Exercise prompt -
Scan the entries for the string "JSON" and give the number of lines that have it, nothing further.

Dataset rows -
—————
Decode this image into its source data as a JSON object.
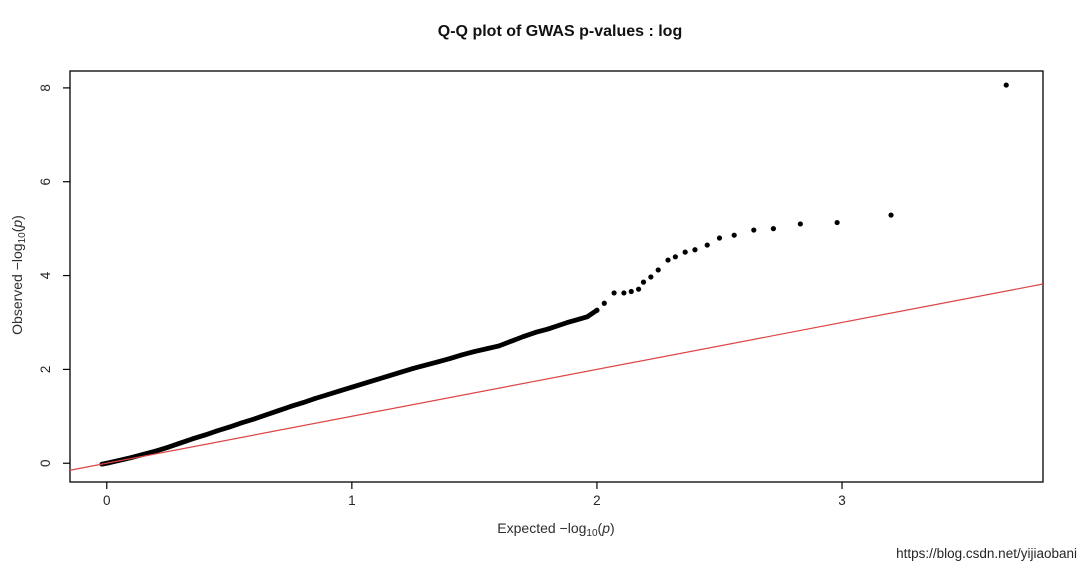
{
  "page": {
    "background": "#ffffff"
  },
  "watermark": {
    "text": "https://blog.csdn.net/yijiaobani",
    "color": "#e7e7e5"
  },
  "chart_data": {
    "type": "scatter",
    "title": "Q-Q plot of GWAS p-values : log",
    "xlabel": "Expected −log10(p)",
    "ylabel": "Observed −log10(p)",
    "xlabel_parts": {
      "main": "Expected −log",
      "sub": "10",
      "open": "(",
      "var": "p",
      "close": ")"
    },
    "ylabel_parts": {
      "main": "Observed −log",
      "sub": "10",
      "open": "(",
      "var": "p",
      "close": ")"
    },
    "xlim": [
      -0.15,
      3.82
    ],
    "ylim": [
      -0.4,
      8.36
    ],
    "xticks": [
      0,
      1,
      2,
      3
    ],
    "yticks": [
      0,
      2,
      4,
      6,
      8
    ],
    "grid": false,
    "legend_position": "none",
    "colors": {
      "points": "#000000",
      "reference_line": "#dd4444",
      "axis": "#000000",
      "tick_labels": "#333333"
    },
    "reference_line": {
      "type": "identity",
      "slope": 1,
      "intercept": 0
    },
    "series": [
      {
        "name": "observed-quantiles-dense-band",
        "style": "band",
        "points": [
          [
            -0.02,
            -0.02
          ],
          [
            0.0,
            0.0
          ],
          [
            0.05,
            0.06
          ],
          [
            0.1,
            0.12
          ],
          [
            0.15,
            0.19
          ],
          [
            0.2,
            0.26
          ],
          [
            0.25,
            0.34
          ],
          [
            0.3,
            0.43
          ],
          [
            0.35,
            0.52
          ],
          [
            0.4,
            0.6
          ],
          [
            0.45,
            0.69
          ],
          [
            0.5,
            0.77
          ],
          [
            0.55,
            0.86
          ],
          [
            0.6,
            0.94
          ],
          [
            0.65,
            1.03
          ],
          [
            0.7,
            1.12
          ],
          [
            0.75,
            1.21
          ],
          [
            0.8,
            1.29
          ],
          [
            0.85,
            1.38
          ],
          [
            0.9,
            1.46
          ],
          [
            0.95,
            1.54
          ],
          [
            1.0,
            1.62
          ],
          [
            1.05,
            1.7
          ],
          [
            1.1,
            1.78
          ],
          [
            1.15,
            1.86
          ],
          [
            1.2,
            1.94
          ],
          [
            1.25,
            2.02
          ],
          [
            1.3,
            2.09
          ],
          [
            1.35,
            2.16
          ],
          [
            1.4,
            2.23
          ],
          [
            1.45,
            2.31
          ],
          [
            1.5,
            2.38
          ],
          [
            1.55,
            2.44
          ],
          [
            1.6,
            2.5
          ],
          [
            1.65,
            2.6
          ],
          [
            1.7,
            2.7
          ],
          [
            1.75,
            2.79
          ],
          [
            1.8,
            2.86
          ],
          [
            1.84,
            2.93
          ],
          [
            1.88,
            3.0
          ],
          [
            1.92,
            3.06
          ],
          [
            1.96,
            3.12
          ],
          [
            2.0,
            3.26
          ]
        ]
      },
      {
        "name": "observed-quantiles-upper-tail",
        "style": "dots",
        "points": [
          [
            2.0,
            3.26
          ],
          [
            2.03,
            3.41
          ],
          [
            2.07,
            3.63
          ],
          [
            2.11,
            3.63
          ],
          [
            2.14,
            3.66
          ],
          [
            2.17,
            3.71
          ],
          [
            2.19,
            3.86
          ],
          [
            2.22,
            3.97
          ],
          [
            2.25,
            4.12
          ],
          [
            2.29,
            4.33
          ],
          [
            2.32,
            4.4
          ],
          [
            2.36,
            4.5
          ],
          [
            2.4,
            4.55
          ],
          [
            2.45,
            4.65
          ],
          [
            2.5,
            4.8
          ],
          [
            2.56,
            4.86
          ],
          [
            2.64,
            4.97
          ],
          [
            2.72,
            5.0
          ],
          [
            2.83,
            5.1
          ],
          [
            2.98,
            5.13
          ],
          [
            3.2,
            5.29
          ],
          [
            3.67,
            8.06
          ]
        ]
      }
    ]
  }
}
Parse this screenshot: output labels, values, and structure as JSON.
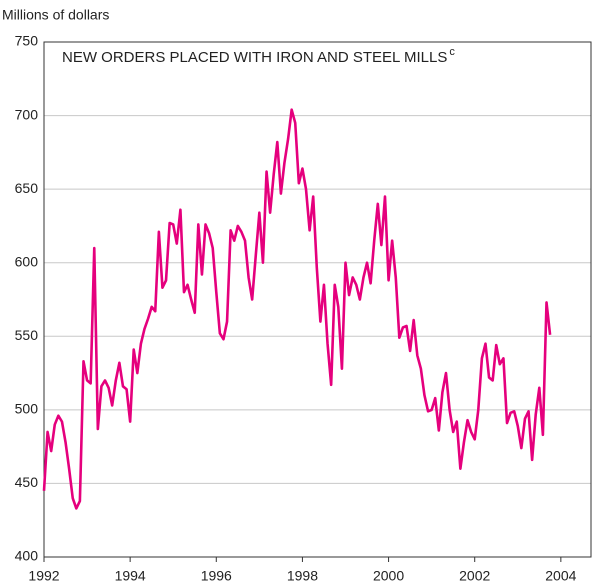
{
  "chart_data": {
    "type": "line",
    "y_axis_label": "Millions of dollars",
    "title": "NEW ORDERS PLACED WITH IRON AND STEEL MILLS",
    "title_superscript": "c",
    "color": "#e5007d",
    "grid": true,
    "xlim": [
      1992,
      2004.7
    ],
    "xticks": [
      1992,
      1994,
      1996,
      1998,
      2000,
      2002,
      2004
    ],
    "ylim": [
      400,
      750
    ],
    "yticks": [
      400,
      450,
      500,
      550,
      600,
      650,
      700,
      750
    ],
    "x": [
      1992.0,
      1992.083,
      1992.167,
      1992.25,
      1992.333,
      1992.417,
      1992.5,
      1992.583,
      1992.667,
      1992.75,
      1992.833,
      1992.917,
      1993.0,
      1993.083,
      1993.167,
      1993.25,
      1993.333,
      1993.417,
      1993.5,
      1993.583,
      1993.667,
      1993.75,
      1993.833,
      1993.917,
      1994.0,
      1994.083,
      1994.167,
      1994.25,
      1994.333,
      1994.417,
      1994.5,
      1994.583,
      1994.667,
      1994.75,
      1994.833,
      1994.917,
      1995.0,
      1995.083,
      1995.167,
      1995.25,
      1995.333,
      1995.417,
      1995.5,
      1995.583,
      1995.667,
      1995.75,
      1995.833,
      1995.917,
      1996.0,
      1996.083,
      1996.167,
      1996.25,
      1996.333,
      1996.417,
      1996.5,
      1996.583,
      1996.667,
      1996.75,
      1996.833,
      1996.917,
      1997.0,
      1997.083,
      1997.167,
      1997.25,
      1997.333,
      1997.417,
      1997.5,
      1997.583,
      1997.667,
      1997.75,
      1997.833,
      1997.917,
      1998.0,
      1998.083,
      1998.167,
      1998.25,
      1998.333,
      1998.417,
      1998.5,
      1998.583,
      1998.667,
      1998.75,
      1998.833,
      1998.917,
      1999.0,
      1999.083,
      1999.167,
      1999.25,
      1999.333,
      1999.417,
      1999.5,
      1999.583,
      1999.667,
      1999.75,
      1999.833,
      1999.917,
      2000.0,
      2000.083,
      2000.167,
      2000.25,
      2000.333,
      2000.417,
      2000.5,
      2000.583,
      2000.667,
      2000.75,
      2000.833,
      2000.917,
      2001.0,
      2001.083,
      2001.167,
      2001.25,
      2001.333,
      2001.417,
      2001.5,
      2001.583,
      2001.667,
      2001.75,
      2001.833,
      2001.917,
      2002.0,
      2002.083,
      2002.167,
      2002.25,
      2002.333,
      2002.417,
      2002.5,
      2002.583,
      2002.667,
      2002.75,
      2002.833,
      2002.917,
      2003.0,
      2003.083,
      2003.167,
      2003.25,
      2003.333,
      2003.417,
      2003.5,
      2003.583,
      2003.667,
      2003.75
    ],
    "values": [
      445,
      485,
      472,
      490,
      496,
      492,
      478,
      460,
      440,
      433,
      438,
      533,
      520,
      518,
      610,
      487,
      516,
      520,
      515,
      503,
      520,
      532,
      516,
      514,
      492,
      541,
      525,
      545,
      555,
      562,
      570,
      567,
      621,
      583,
      588,
      627,
      626,
      613,
      636,
      580,
      585,
      575,
      566,
      626,
      592,
      626,
      620,
      610,
      580,
      552,
      548,
      560,
      622,
      615,
      625,
      621,
      615,
      590,
      575,
      605,
      634,
      600,
      662,
      634,
      660,
      682,
      647,
      668,
      684,
      704,
      695,
      654,
      664,
      650,
      622,
      645,
      597,
      560,
      585,
      545,
      517,
      585,
      570,
      528,
      600,
      578,
      590,
      585,
      575,
      590,
      600,
      586,
      615,
      640,
      612,
      645,
      588,
      615,
      590,
      549,
      556,
      557,
      540,
      561,
      537,
      528,
      510,
      499,
      500,
      508,
      486,
      512,
      525,
      500,
      485,
      492,
      460,
      478,
      493,
      485,
      480,
      500,
      535,
      545,
      522,
      520,
      544,
      531,
      535,
      491,
      498,
      499,
      489,
      474,
      494,
      499,
      466,
      497,
      515,
      483,
      573,
      551
    ]
  }
}
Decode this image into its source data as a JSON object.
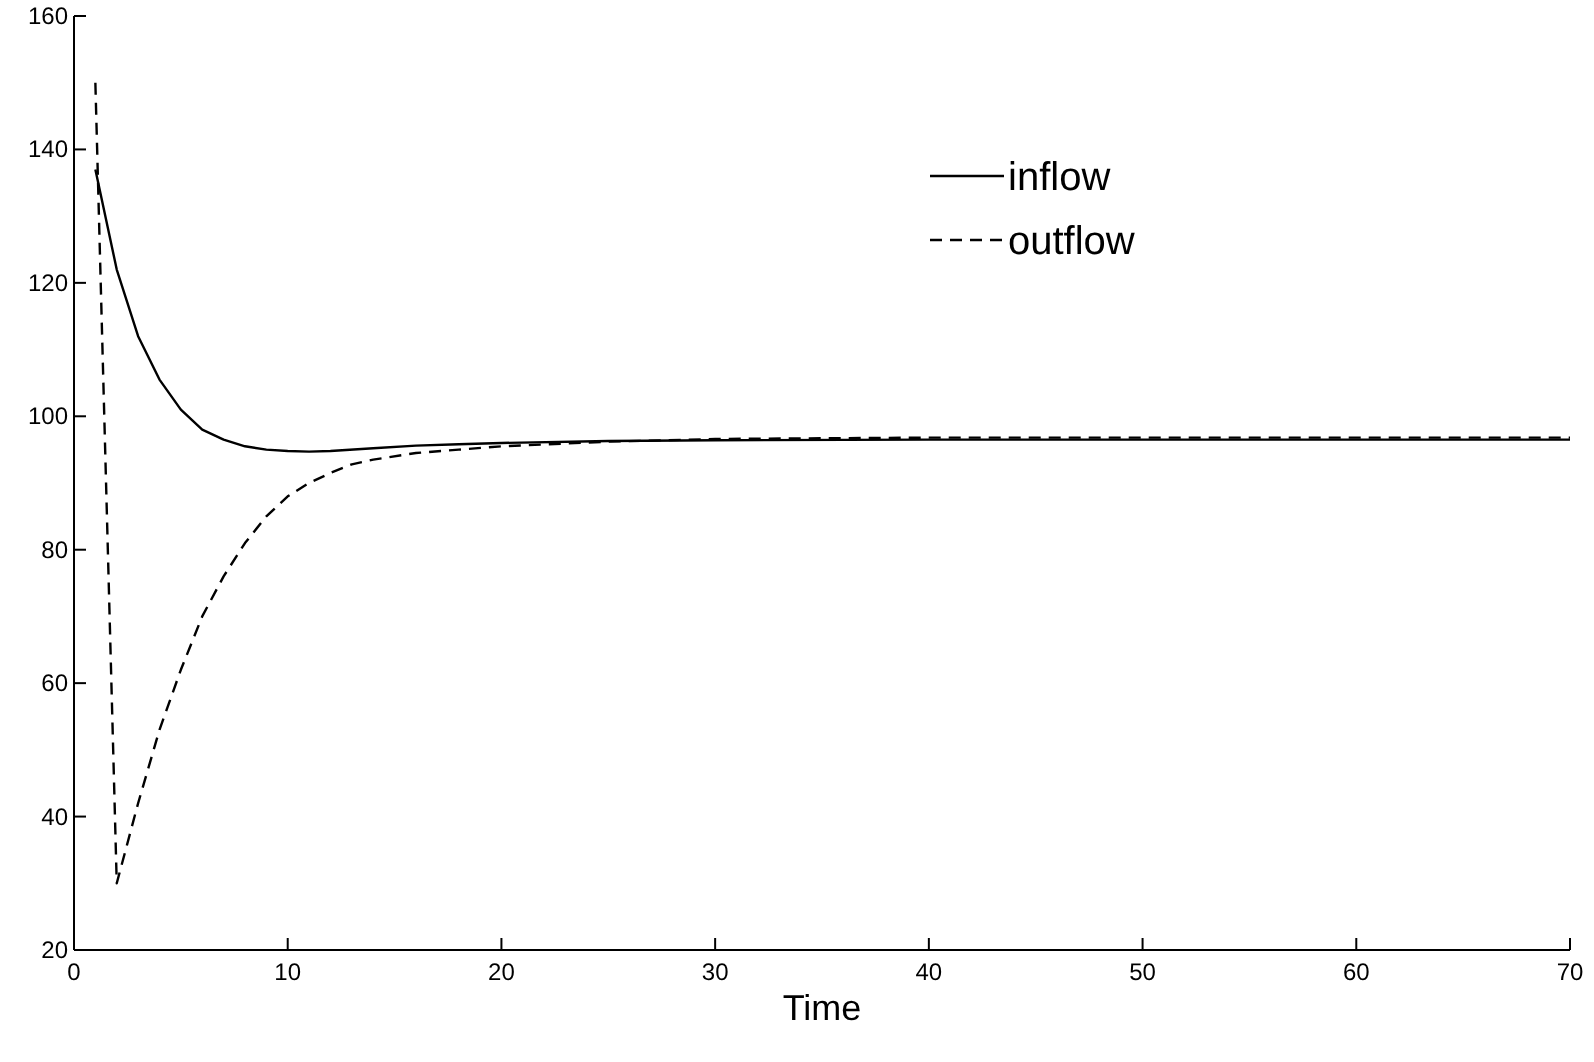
{
  "chart_data": {
    "type": "line",
    "xlabel": "Time",
    "xlim": [
      0,
      70
    ],
    "xticks": [
      0,
      10,
      20,
      30,
      40,
      50,
      60,
      70
    ],
    "ylim": [
      20,
      160
    ],
    "yticks": [
      20,
      40,
      60,
      80,
      100,
      120,
      140,
      160
    ],
    "grid": false,
    "legend": "top right",
    "series": [
      {
        "name": "inflow",
        "color": "#000000",
        "line_style": "solid",
        "x": [
          1,
          2,
          3,
          4,
          5,
          6,
          7,
          8,
          9,
          10,
          11,
          12,
          14,
          16,
          18,
          20,
          25,
          30,
          40,
          70
        ],
        "values": [
          137,
          122,
          112,
          105.5,
          101,
          98,
          96.5,
          95.5,
          95,
          94.8,
          94.7,
          94.8,
          95.2,
          95.6,
          95.8,
          96,
          96.3,
          96.4,
          96.5,
          96.5
        ]
      },
      {
        "name": "outflow",
        "color": "#000000",
        "line_style": "dashed",
        "x": [
          1,
          2,
          3,
          4,
          5,
          6,
          7,
          8,
          9,
          10,
          11,
          12,
          13,
          14,
          16,
          18,
          20,
          25,
          30,
          40,
          70
        ],
        "values": [
          150,
          30,
          42,
          53,
          62,
          70,
          76,
          81,
          85,
          88,
          90,
          91.5,
          92.8,
          93.5,
          94.5,
          95,
          95.5,
          96.2,
          96.6,
          96.8,
          96.8
        ]
      }
    ]
  }
}
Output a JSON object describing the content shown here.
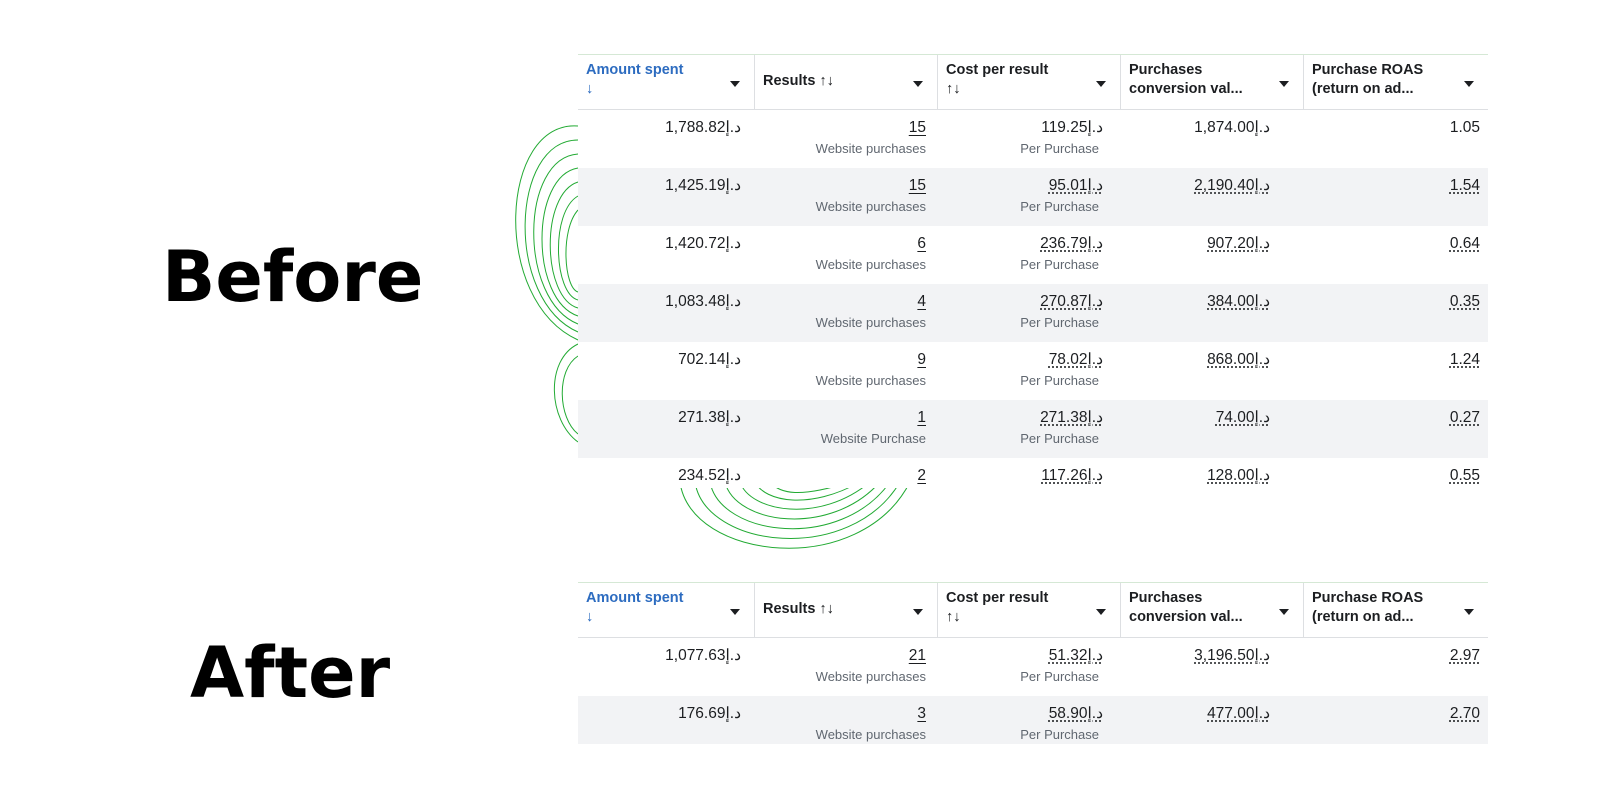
—————
Solution to the exercise -
4